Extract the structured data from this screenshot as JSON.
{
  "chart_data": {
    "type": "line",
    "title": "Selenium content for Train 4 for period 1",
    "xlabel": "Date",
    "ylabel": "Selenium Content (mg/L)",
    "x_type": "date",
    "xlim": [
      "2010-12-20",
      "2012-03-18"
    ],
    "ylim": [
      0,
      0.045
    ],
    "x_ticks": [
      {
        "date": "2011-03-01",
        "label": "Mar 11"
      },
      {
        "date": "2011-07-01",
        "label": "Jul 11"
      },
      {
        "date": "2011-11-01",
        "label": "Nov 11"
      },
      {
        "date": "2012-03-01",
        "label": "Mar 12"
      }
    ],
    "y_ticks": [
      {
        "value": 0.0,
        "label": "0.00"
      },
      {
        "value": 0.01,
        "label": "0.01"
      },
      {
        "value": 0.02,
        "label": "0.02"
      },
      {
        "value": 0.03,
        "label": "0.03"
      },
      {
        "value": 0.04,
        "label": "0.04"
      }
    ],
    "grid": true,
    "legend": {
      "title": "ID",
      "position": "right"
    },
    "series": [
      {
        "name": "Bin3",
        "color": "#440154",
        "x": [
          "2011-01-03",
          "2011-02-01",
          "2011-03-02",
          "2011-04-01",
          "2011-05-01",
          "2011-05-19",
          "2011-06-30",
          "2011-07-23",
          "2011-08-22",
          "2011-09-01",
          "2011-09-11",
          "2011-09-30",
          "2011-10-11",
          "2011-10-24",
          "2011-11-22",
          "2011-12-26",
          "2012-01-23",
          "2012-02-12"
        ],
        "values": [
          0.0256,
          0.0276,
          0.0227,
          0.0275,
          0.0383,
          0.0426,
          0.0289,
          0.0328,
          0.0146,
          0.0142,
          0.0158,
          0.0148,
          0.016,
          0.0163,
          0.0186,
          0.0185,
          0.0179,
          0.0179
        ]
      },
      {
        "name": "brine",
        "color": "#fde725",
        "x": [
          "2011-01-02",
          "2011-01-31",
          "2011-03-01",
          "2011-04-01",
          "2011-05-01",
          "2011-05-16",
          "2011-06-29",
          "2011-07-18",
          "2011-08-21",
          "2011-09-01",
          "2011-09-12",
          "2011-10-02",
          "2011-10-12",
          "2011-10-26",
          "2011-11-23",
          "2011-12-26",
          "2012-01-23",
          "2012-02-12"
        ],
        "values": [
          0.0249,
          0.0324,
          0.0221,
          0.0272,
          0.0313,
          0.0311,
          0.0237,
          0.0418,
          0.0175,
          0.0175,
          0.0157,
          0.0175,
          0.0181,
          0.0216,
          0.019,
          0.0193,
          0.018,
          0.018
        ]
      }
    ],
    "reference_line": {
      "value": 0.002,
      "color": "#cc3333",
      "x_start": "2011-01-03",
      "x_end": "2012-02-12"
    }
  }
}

_Goal:_
Repeat the data precisely, reproducing every entry.

_Result for this task:_
Extract the structured data from this screenshot as JSON.
{
  "chart_data": {
    "type": "line",
    "title": "Selenium content for Train 4 for period 1",
    "xlabel": "Date",
    "ylabel": "Selenium Content (mg/L)",
    "x_type": "date",
    "xlim": [
      "2010-12-20",
      "2012-03-18"
    ],
    "ylim": [
      0,
      0.045
    ],
    "x_ticks": [
      {
        "date": "2011-03-01",
        "label": "Mar 11"
      },
      {
        "date": "2011-07-01",
        "label": "Jul 11"
      },
      {
        "date": "2011-11-01",
        "label": "Nov 11"
      },
      {
        "date": "2012-03-01",
        "label": "Mar 12"
      }
    ],
    "y_ticks": [
      {
        "value": 0.0,
        "label": "0.00"
      },
      {
        "value": 0.01,
        "label": "0.01"
      },
      {
        "value": 0.02,
        "label": "0.02"
      },
      {
        "value": 0.03,
        "label": "0.03"
      },
      {
        "value": 0.04,
        "label": "0.04"
      }
    ],
    "grid": true,
    "legend": {
      "title": "ID",
      "position": "right"
    },
    "series": [
      {
        "name": "Bin3",
        "color": "#440154",
        "x": [
          "2011-01-03",
          "2011-02-01",
          "2011-03-02",
          "2011-04-01",
          "2011-05-01",
          "2011-05-19",
          "2011-06-30",
          "2011-07-23",
          "2011-08-22",
          "2011-09-01",
          "2011-09-11",
          "2011-09-30",
          "2011-10-11",
          "2011-10-24",
          "2011-11-22",
          "2011-12-26",
          "2012-01-23",
          "2012-02-12"
        ],
        "values": [
          0.0256,
          0.0276,
          0.0227,
          0.0275,
          0.0383,
          0.0426,
          0.0289,
          0.0328,
          0.0146,
          0.0142,
          0.0158,
          0.0148,
          0.016,
          0.0163,
          0.0186,
          0.0185,
          0.0179,
          0.0179
        ]
      },
      {
        "name": "brine",
        "color": "#fde725",
        "x": [
          "2011-01-02",
          "2011-01-31",
          "2011-03-01",
          "2011-04-01",
          "2011-05-01",
          "2011-05-16",
          "2011-06-29",
          "2011-07-18",
          "2011-08-21",
          "2011-09-01",
          "2011-09-12",
          "2011-10-02",
          "2011-10-12",
          "2011-10-26",
          "2011-11-23",
          "2011-12-26",
          "2012-01-23",
          "2012-02-12"
        ],
        "values": [
          0.0249,
          0.0324,
          0.0221,
          0.0272,
          0.0313,
          0.0311,
          0.0237,
          0.0418,
          0.0175,
          0.0175,
          0.0157,
          0.0175,
          0.0181,
          0.0216,
          0.019,
          0.0193,
          0.018,
          0.018
        ]
      }
    ],
    "reference_line": {
      "value": 0.002,
      "color": "#cc3333",
      "x_start": "2011-01-03",
      "x_end": "2012-02-12"
    }
  }
}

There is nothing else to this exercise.